++++ GIVEN ENTRIES ++++
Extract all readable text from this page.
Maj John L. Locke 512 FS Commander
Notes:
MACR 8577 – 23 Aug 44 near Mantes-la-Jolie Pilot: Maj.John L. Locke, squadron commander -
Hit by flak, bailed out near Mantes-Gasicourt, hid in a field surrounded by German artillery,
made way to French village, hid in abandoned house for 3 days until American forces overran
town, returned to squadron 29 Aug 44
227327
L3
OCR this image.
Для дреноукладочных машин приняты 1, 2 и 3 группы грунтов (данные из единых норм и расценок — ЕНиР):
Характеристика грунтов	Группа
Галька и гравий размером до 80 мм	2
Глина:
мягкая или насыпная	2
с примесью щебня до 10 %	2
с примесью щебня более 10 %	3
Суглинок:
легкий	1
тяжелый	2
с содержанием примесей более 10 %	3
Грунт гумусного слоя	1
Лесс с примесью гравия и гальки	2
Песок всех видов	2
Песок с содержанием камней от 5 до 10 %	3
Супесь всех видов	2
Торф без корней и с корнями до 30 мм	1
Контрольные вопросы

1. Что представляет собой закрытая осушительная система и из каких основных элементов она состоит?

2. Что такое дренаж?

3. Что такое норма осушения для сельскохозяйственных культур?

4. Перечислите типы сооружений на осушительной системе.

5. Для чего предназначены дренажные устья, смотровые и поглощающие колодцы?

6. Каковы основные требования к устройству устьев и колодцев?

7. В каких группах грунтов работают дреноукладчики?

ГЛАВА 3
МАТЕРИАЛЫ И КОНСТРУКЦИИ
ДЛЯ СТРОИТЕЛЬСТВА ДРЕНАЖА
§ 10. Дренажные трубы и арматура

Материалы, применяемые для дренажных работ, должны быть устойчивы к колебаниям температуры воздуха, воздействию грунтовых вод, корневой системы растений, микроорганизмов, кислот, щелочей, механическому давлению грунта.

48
++++
++++ GIVEN ENTRIES ++++
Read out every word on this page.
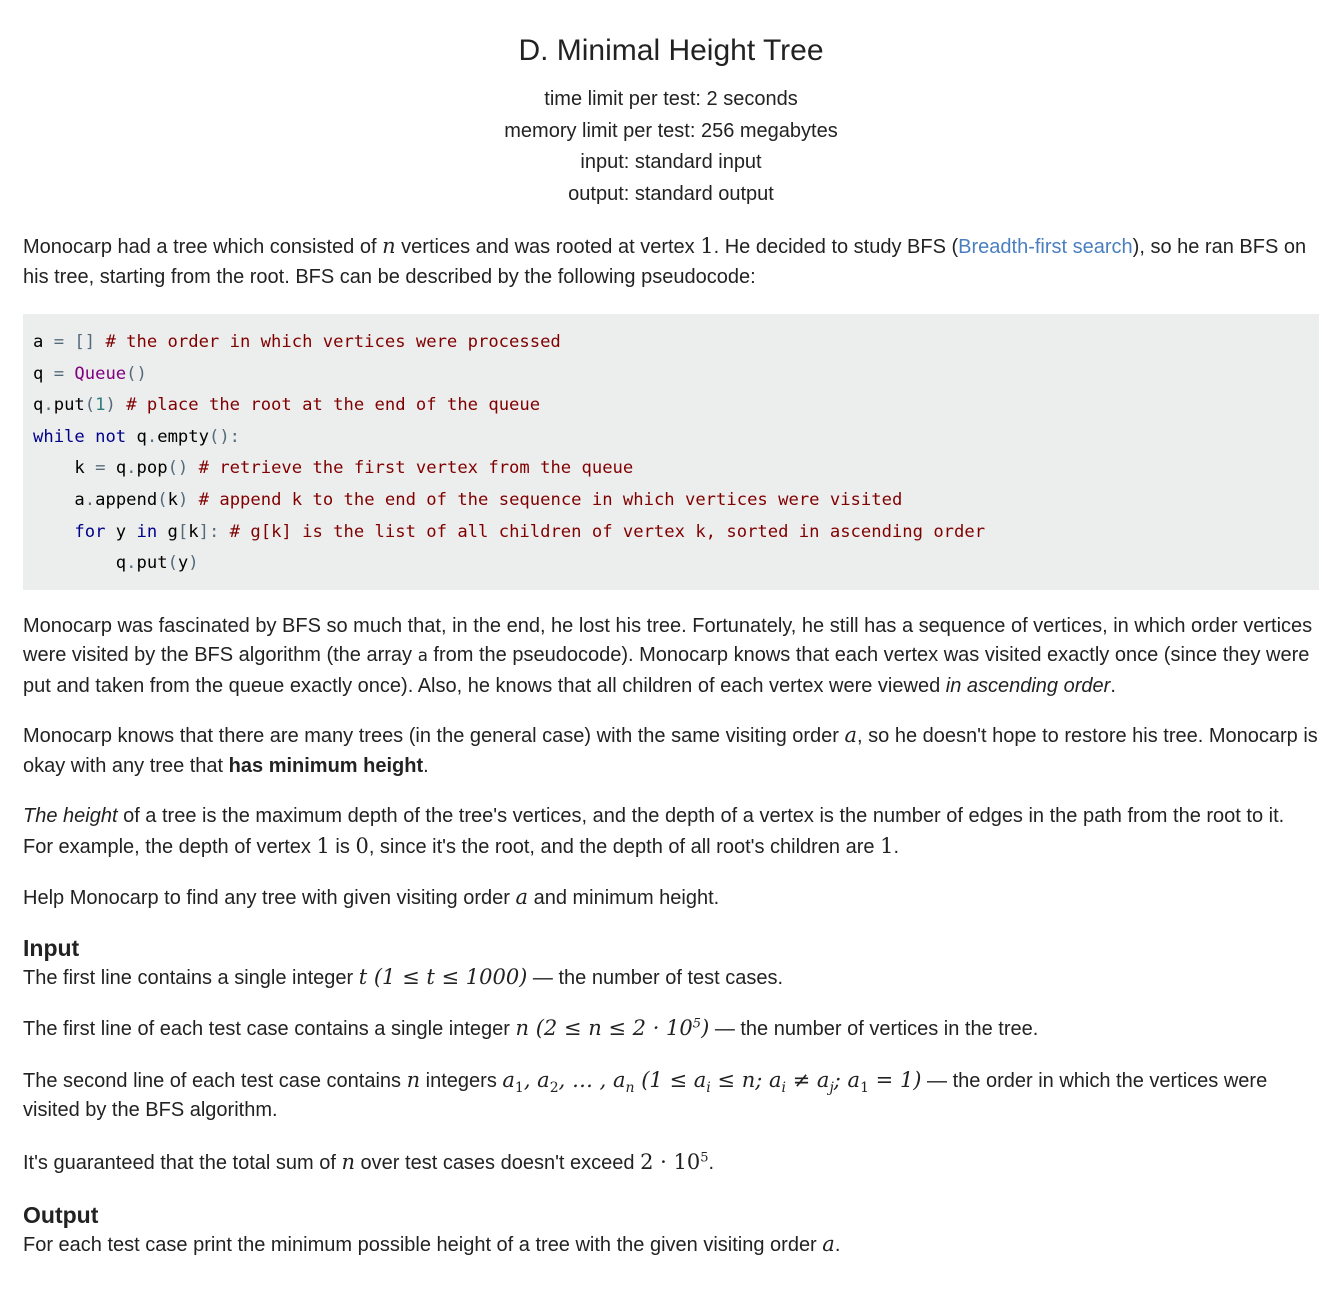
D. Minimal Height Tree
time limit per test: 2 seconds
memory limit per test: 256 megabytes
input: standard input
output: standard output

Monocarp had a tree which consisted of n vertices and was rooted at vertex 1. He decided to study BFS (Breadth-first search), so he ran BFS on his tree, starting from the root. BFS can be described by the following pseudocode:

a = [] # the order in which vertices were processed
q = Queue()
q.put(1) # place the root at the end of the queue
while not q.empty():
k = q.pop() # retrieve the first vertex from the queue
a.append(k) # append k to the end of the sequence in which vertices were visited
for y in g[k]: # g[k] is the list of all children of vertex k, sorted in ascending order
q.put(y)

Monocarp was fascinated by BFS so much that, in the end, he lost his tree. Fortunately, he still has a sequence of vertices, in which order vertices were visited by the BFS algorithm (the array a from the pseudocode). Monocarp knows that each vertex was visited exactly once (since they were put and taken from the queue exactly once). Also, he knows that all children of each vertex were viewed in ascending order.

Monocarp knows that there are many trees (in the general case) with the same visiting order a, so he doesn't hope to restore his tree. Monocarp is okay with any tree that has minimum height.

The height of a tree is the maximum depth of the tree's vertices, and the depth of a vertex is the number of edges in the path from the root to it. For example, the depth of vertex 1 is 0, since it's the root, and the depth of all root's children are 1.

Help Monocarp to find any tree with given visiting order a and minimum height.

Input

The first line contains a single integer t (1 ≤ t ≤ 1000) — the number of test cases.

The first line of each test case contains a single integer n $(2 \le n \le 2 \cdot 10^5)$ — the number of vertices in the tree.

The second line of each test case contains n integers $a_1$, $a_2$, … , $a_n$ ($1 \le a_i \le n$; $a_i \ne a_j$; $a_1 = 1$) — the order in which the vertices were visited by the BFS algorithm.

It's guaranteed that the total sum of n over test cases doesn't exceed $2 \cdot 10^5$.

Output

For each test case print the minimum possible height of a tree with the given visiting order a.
++++
INSTRUCTION: Respond with nothing but the number of lines in the entries that contain the string "sequence".

ANSWER FOR THIS EXERCISE: 2